---------- RECORDED DATA ----------
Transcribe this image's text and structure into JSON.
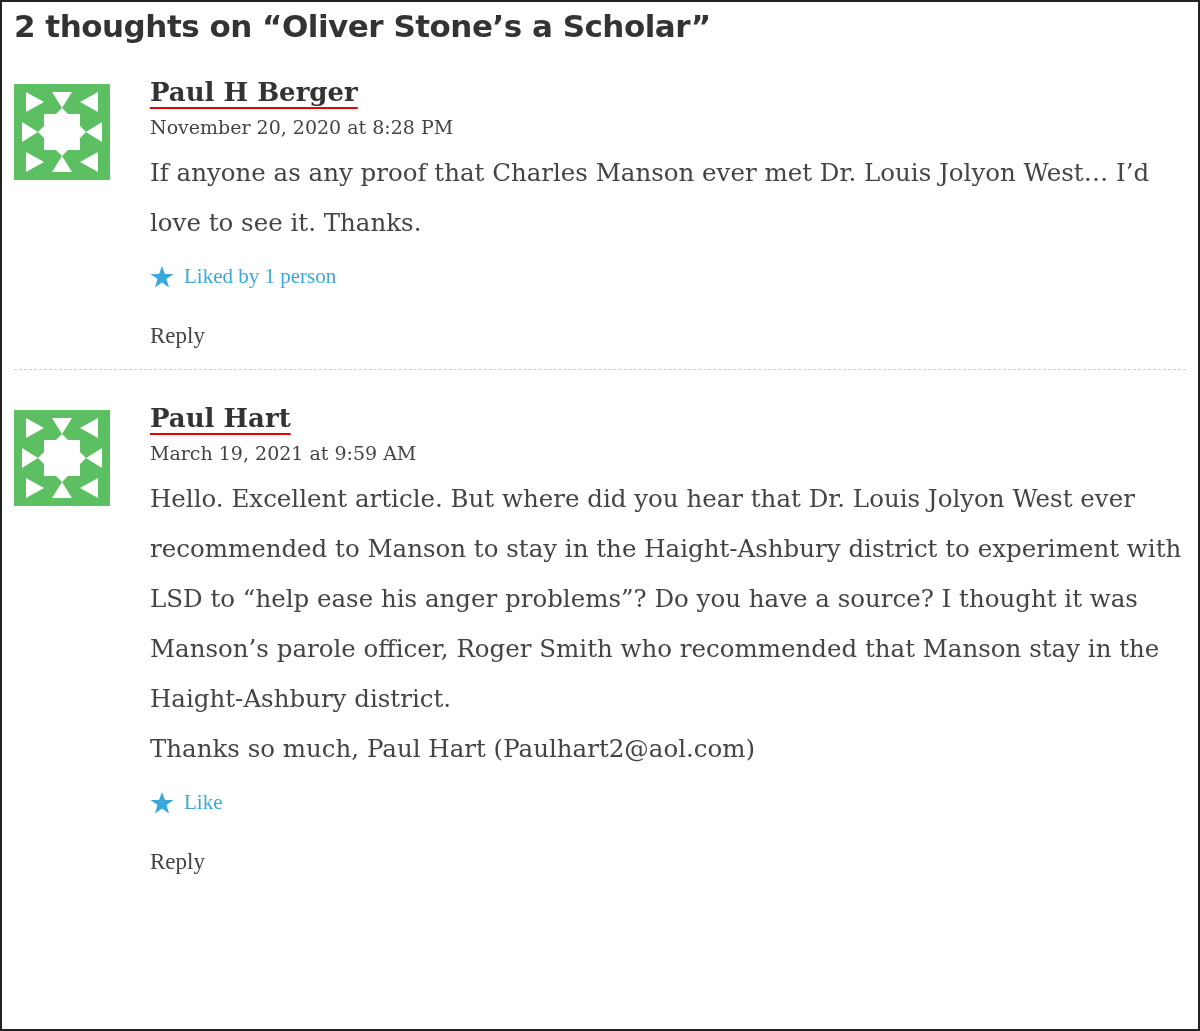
{
  "heading": "2 thoughts on “Oliver Stone’s a Scholar”",
  "comments": [
    {
      "author": "Paul H Berger",
      "date": "November 20, 2020 at 8:28 PM",
      "body": [
        "If anyone as any proof that Charles Manson ever met Dr. Louis Jolyon West… I’d love to see it. Thanks."
      ],
      "like": "Liked by 1 person",
      "reply": "Reply"
    },
    {
      "author": "Paul Hart",
      "date": "March 19, 2021 at 9:59 AM",
      "body": [
        "Hello. Excellent article. But where did you hear that Dr. Louis Jolyon West ever recommended to Manson to stay in the Haight-Ashbury district to experiment with LSD to “help ease his anger problems”? Do you have a source? I thought it was Manson’s parole officer, Roger Smith who recommended that Manson stay in the Haight-Ashbury district.",
        "Thanks so much, Paul Hart (Paulhart2@aol.com)"
      ],
      "like": "Like",
      "reply": "Reply"
    }
  ]
}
----------
Go through the entries above and print each one exactly, minus the pictures.

> CORRECT RESPONSE
Transcribe this image's text and structure into JSON.
{
  "heading": "2 thoughts on “Oliver Stone’s a Scholar”",
  "comments": [
    {
      "author": "Paul H Berger",
      "date": "November 20, 2020 at 8:28 PM",
      "body": [
        "If anyone as any proof that Charles Manson ever met Dr. Louis Jolyon West… I’d love to see it. Thanks."
      ],
      "like": "Liked by 1 person",
      "reply": "Reply"
    },
    {
      "author": "Paul Hart",
      "date": "March 19, 2021 at 9:59 AM",
      "body": [
        "Hello. Excellent article. But where did you hear that Dr. Louis Jolyon West ever recommended to Manson to stay in the Haight-Ashbury district to experiment with LSD to “help ease his anger problems”? Do you have a source? I thought it was Manson’s parole officer, Roger Smith who recommended that Manson stay in the Haight-Ashbury district.",
        "Thanks so much, Paul Hart (Paulhart2@aol.com)"
      ],
      "like": "Like",
      "reply": "Reply"
    }
  ]
}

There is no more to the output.